++++ INPUT DATA

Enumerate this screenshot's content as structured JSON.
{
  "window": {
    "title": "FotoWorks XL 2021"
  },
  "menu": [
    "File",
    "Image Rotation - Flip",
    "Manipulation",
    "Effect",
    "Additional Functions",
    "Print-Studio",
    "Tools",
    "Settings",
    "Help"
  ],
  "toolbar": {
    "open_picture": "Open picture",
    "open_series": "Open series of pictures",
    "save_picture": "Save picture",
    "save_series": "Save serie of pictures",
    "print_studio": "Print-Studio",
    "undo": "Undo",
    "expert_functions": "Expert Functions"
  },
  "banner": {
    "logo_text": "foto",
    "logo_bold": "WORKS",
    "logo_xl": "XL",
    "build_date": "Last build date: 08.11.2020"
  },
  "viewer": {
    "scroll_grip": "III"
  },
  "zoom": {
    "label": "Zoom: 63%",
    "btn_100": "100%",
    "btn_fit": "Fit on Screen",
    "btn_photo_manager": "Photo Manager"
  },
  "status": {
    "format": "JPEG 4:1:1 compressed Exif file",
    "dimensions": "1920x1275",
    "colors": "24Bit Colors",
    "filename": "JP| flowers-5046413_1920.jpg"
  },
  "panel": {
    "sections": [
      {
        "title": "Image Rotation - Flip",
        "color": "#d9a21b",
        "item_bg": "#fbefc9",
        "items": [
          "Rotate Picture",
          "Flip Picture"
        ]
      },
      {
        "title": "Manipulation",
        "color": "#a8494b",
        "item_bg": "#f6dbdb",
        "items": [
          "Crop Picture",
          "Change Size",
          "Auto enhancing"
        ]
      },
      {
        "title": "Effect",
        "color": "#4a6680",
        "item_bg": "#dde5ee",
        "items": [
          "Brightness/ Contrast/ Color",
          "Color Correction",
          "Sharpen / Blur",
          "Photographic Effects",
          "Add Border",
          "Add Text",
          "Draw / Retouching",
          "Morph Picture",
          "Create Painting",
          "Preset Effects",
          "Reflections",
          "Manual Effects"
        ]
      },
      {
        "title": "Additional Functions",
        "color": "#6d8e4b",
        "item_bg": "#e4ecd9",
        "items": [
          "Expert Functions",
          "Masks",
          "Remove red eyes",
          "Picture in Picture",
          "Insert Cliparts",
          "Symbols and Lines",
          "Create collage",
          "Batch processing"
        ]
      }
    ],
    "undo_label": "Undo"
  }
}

++++++++

From the records above, extract every line exactly as it stands.

Enumerate this screenshot's content as structured JSON.
{
  "window": {
    "title": "FotoWorks XL 2021"
  },
  "menu": [
    "File",
    "Image Rotation - Flip",
    "Manipulation",
    "Effect",
    "Additional Functions",
    "Print-Studio",
    "Tools",
    "Settings",
    "Help"
  ],
  "toolbar": {
    "open_picture": "Open picture",
    "open_series": "Open series of pictures",
    "save_picture": "Save picture",
    "save_series": "Save serie of pictures",
    "print_studio": "Print-Studio",
    "undo": "Undo",
    "expert_functions": "Expert Functions"
  },
  "banner": {
    "logo_text": "foto",
    "logo_bold": "WORKS",
    "logo_xl": "XL",
    "build_date": "Last build date: 08.11.2020"
  },
  "viewer": {
    "scroll_grip": "III"
  },
  "zoom": {
    "label": "Zoom: 63%",
    "btn_100": "100%",
    "btn_fit": "Fit on Screen",
    "btn_photo_manager": "Photo Manager"
  },
  "status": {
    "format": "JPEG 4:1:1 compressed Exif file",
    "dimensions": "1920x1275",
    "colors": "24Bit Colors",
    "filename": "JP| flowers-5046413_1920.jpg"
  },
  "panel": {
    "sections": [
      {
        "title": "Image Rotation - Flip",
        "color": "#d9a21b",
        "item_bg": "#fbefc9",
        "items": [
          "Rotate Picture",
          "Flip Picture"
        ]
      },
      {
        "title": "Manipulation",
        "color": "#a8494b",
        "item_bg": "#f6dbdb",
        "items": [
          "Crop Picture",
          "Change Size",
          "Auto enhancing"
        ]
      },
      {
        "title": "Effect",
        "color": "#4a6680",
        "item_bg": "#dde5ee",
        "items": [
          "Brightness/ Contrast/ Color",
          "Color Correction",
          "Sharpen / Blur",
          "Photographic Effects",
          "Add Border",
          "Add Text",
          "Draw / Retouching",
          "Morph Picture",
          "Create Painting",
          "Preset Effects",
          "Reflections",
          "Manual Effects"
        ]
      },
      {
        "title": "Additional Functions",
        "color": "#6d8e4b",
        "item_bg": "#e4ecd9",
        "items": [
          "Expert Functions",
          "Masks",
          "Remove red eyes",
          "Picture in Picture",
          "Insert Cliparts",
          "Symbols and Lines",
          "Create collage",
          "Batch processing"
        ]
      }
    ],
    "undo_label": "Undo"
  }
}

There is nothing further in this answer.